Records from a collection of figures
"""

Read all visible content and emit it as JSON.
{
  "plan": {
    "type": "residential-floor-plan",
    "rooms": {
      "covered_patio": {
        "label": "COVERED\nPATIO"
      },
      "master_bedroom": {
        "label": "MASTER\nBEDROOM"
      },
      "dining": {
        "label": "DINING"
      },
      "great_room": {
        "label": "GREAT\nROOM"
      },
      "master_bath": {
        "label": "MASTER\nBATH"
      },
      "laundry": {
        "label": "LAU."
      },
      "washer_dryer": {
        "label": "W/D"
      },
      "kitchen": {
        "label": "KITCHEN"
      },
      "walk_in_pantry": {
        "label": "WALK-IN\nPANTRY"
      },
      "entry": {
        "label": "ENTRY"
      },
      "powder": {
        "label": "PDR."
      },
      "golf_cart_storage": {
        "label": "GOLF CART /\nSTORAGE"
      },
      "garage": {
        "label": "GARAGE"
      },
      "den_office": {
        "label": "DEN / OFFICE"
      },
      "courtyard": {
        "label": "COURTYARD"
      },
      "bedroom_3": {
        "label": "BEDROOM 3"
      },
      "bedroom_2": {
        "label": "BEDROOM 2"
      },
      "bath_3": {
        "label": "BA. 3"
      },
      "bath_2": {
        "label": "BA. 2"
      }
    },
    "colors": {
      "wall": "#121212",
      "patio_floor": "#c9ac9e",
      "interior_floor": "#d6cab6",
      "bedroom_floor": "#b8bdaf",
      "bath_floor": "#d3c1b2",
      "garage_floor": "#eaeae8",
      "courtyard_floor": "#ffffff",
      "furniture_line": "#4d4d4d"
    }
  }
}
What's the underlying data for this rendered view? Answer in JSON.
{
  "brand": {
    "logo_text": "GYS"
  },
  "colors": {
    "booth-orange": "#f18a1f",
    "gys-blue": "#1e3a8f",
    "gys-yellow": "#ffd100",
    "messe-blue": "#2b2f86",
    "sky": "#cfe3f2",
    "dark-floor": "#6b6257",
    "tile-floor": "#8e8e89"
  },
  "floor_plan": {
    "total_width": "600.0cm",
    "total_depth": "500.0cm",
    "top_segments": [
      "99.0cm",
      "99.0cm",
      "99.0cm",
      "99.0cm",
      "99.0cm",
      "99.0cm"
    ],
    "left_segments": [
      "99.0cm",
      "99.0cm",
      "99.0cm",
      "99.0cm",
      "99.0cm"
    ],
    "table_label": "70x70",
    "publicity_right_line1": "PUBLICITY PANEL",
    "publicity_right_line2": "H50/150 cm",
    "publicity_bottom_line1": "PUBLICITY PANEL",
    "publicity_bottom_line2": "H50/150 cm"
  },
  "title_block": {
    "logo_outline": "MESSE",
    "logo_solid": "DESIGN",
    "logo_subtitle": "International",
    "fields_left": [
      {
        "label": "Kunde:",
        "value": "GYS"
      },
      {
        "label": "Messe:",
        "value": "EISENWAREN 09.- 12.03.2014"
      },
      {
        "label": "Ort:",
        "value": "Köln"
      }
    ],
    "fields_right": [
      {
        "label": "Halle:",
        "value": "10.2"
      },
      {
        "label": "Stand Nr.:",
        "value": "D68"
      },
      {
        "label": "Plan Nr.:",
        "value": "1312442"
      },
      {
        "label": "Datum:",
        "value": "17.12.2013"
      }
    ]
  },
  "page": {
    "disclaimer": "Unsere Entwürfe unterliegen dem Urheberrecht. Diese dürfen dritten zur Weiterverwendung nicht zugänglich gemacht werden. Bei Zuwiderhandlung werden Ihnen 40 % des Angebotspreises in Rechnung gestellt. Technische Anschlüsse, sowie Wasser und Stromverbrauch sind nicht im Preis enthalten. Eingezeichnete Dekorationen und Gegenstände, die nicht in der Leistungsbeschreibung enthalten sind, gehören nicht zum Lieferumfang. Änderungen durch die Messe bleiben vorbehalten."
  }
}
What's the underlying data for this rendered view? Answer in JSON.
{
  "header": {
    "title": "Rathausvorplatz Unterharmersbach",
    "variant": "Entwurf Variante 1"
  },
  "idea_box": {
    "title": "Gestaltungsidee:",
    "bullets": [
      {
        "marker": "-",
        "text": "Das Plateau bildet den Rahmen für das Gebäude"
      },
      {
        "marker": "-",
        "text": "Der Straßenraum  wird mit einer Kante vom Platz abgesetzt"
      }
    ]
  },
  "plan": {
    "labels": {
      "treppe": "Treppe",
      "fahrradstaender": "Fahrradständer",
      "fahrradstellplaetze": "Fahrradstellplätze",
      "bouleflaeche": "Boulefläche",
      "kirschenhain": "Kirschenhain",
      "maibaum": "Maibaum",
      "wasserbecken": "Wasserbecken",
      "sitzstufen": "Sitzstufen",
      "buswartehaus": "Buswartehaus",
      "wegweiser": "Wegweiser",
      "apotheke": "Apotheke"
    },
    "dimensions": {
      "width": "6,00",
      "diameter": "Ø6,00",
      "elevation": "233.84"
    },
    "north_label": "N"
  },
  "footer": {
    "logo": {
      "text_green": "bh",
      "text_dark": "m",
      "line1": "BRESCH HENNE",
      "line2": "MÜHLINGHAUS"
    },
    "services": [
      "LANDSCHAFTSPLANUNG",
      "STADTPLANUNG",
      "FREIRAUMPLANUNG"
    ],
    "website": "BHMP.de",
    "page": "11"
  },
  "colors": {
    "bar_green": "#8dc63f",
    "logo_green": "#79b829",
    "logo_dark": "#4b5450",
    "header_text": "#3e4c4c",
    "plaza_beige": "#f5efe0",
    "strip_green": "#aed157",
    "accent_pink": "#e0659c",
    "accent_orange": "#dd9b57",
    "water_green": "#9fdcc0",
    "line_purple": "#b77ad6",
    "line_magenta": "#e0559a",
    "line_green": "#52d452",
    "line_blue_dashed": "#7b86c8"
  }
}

"""

* Task to complete *
Reproduce the material precisely, including every line.

* Written response *
Read all visible content and emit it as JSON.
{
  "plan": {
    "type": "residential-floor-plan",
    "rooms": {
      "covered_patio": {
        "label": "COVERED\nPATIO"
      },
      "master_bedroom": {
        "label": "MASTER\nBEDROOM"
      },
      "dining": {
        "label": "DINING"
      },
      "great_room": {
        "label": "GREAT\nROOM"
      },
      "master_bath": {
        "label": "MASTER\nBATH"
      },
      "laundry": {
        "label": "LAU."
      },
      "washer_dryer": {
        "label": "W/D"
      },
      "kitchen": {
        "label": "KITCHEN"
      },
      "walk_in_pantry": {
        "label": "WALK-IN\nPANTRY"
      },
      "entry": {
        "label": "ENTRY"
      },
      "powder": {
        "label": "PDR."
      },
      "golf_cart_storage": {
        "label": "GOLF CART /\nSTORAGE"
      },
      "garage": {
        "label": "GARAGE"
      },
      "den_office": {
        "label": "DEN / OFFICE"
      },
      "courtyard": {
        "label": "COURTYARD"
      },
      "bedroom_3": {
        "label": "BEDROOM 3"
      },
      "bedroom_2": {
        "label": "BEDROOM 2"
      },
      "bath_3": {
        "label": "BA. 3"
      },
      "bath_2": {
        "label": "BA. 2"
      }
    },
    "colors": {
      "wall": "#121212",
      "patio_floor": "#c9ac9e",
      "interior_floor": "#d6cab6",
      "bedroom_floor": "#b8bdaf",
      "bath_floor": "#d3c1b2",
      "garage_floor": "#eaeae8",
      "courtyard_floor": "#ffffff",
      "furniture_line": "#4d4d4d"
    }
  }
}
What's the underlying data for this rendered view? Answer in JSON.
{
  "brand": {
    "logo_text": "GYS"
  },
  "colors": {
    "booth-orange": "#f18a1f",
    "gys-blue": "#1e3a8f",
    "gys-yellow": "#ffd100",
    "messe-blue": "#2b2f86",
    "sky": "#cfe3f2",
    "dark-floor": "#6b6257",
    "tile-floor": "#8e8e89"
  },
  "floor_plan": {
    "total_width": "600.0cm",
    "total_depth": "500.0cm",
    "top_segments": [
      "99.0cm",
      "99.0cm",
      "99.0cm",
      "99.0cm",
      "99.0cm",
      "99.0cm"
    ],
    "left_segments": [
      "99.0cm",
      "99.0cm",
      "99.0cm",
      "99.0cm",
      "99.0cm"
    ],
    "table_label": "70x70",
    "publicity_right_line1": "PUBLICITY PANEL",
    "publicity_right_line2": "H50/150 cm",
    "publicity_bottom_line1": "PUBLICITY PANEL",
    "publicity_bottom_line2": "H50/150 cm"
  },
  "title_block": {
    "logo_outline": "MESSE",
    "logo_solid": "DESIGN",
    "logo_subtitle": "International",
    "fields_left": [
      {
        "label": "Kunde:",
        "value": "GYS"
      },
      {
        "label": "Messe:",
        "value": "EISENWAREN 09.- 12.03.2014"
      },
      {
        "label": "Ort:",
        "value": "Köln"
      }
    ],
    "fields_right": [
      {
        "label": "Halle:",
        "value": "10.2"
      },
      {
        "label": "Stand Nr.:",
        "value": "D68"
      },
      {
        "label": "Plan Nr.:",
        "value": "1312442"
      },
      {
        "label": "Datum:",
        "value": "17.12.2013"
      }
    ]
  },
  "page": {
    "disclaimer": "Unsere Entwürfe unterliegen dem Urheberrecht. Diese dürfen dritten zur Weiterverwendung nicht zugänglich gemacht werden. Bei Zuwiderhandlung werden Ihnen 40 % des Angebotspreises in Rechnung gestellt. Technische Anschlüsse, sowie Wasser und Stromverbrauch sind nicht im Preis enthalten. Eingezeichnete Dekorationen und Gegenstände, die nicht in der Leistungsbeschreibung enthalten sind, gehören nicht zum Lieferumfang. Änderungen durch die Messe bleiben vorbehalten."
  }
}
What's the underlying data for this rendered view? Answer in JSON.
{
  "header": {
    "title": "Rathausvorplatz Unterharmersbach",
    "variant": "Entwurf Variante 1"
  },
  "idea_box": {
    "title": "Gestaltungsidee:",
    "bullets": [
      {
        "marker": "-",
        "text": "Das Plateau bildet den Rahmen für das Gebäude"
      },
      {
        "marker": "-",
        "text": "Der Straßenraum  wird mit einer Kante vom Platz abgesetzt"
      }
    ]
  },
  "plan": {
    "labels": {
      "treppe": "Treppe",
      "fahrradstaender": "Fahrradständer",
      "fahrradstellplaetze": "Fahrradstellplätze",
      "bouleflaeche": "Boulefläche",
      "kirschenhain": "Kirschenhain",
      "maibaum": "Maibaum",
      "wasserbecken": "Wasserbecken",
      "sitzstufen": "Sitzstufen",
      "buswartehaus": "Buswartehaus",
      "wegweiser": "Wegweiser",
      "apotheke": "Apotheke"
    },
    "dimensions": {
      "width": "6,00",
      "diameter": "Ø6,00",
      "elevation": "233.84"
    },
    "north_label": "N"
  },
  "footer": {
    "logo": {
      "text_green": "bh",
      "text_dark": "m",
      "line1": "BRESCH HENNE",
      "line2": "MÜHLINGHAUS"
    },
    "services": [
      "LANDSCHAFTSPLANUNG",
      "STADTPLANUNG",
      "FREIRAUMPLANUNG"
    ],
    "website": "BHMP.de",
    "page": "11"
  },
  "colors": {
    "bar_green": "#8dc63f",
    "logo_green": "#79b829",
    "logo_dark": "#4b5450",
    "header_text": "#3e4c4c",
    "plaza_beige": "#f5efe0",
    "strip_green": "#aed157",
    "accent_pink": "#e0659c",
    "accent_orange": "#dd9b57",
    "water_green": "#9fdcc0",
    "line_purple": "#b77ad6",
    "line_magenta": "#e0559a",
    "line_green": "#52d452",
    "line_blue_dashed": "#7b86c8"
  }
}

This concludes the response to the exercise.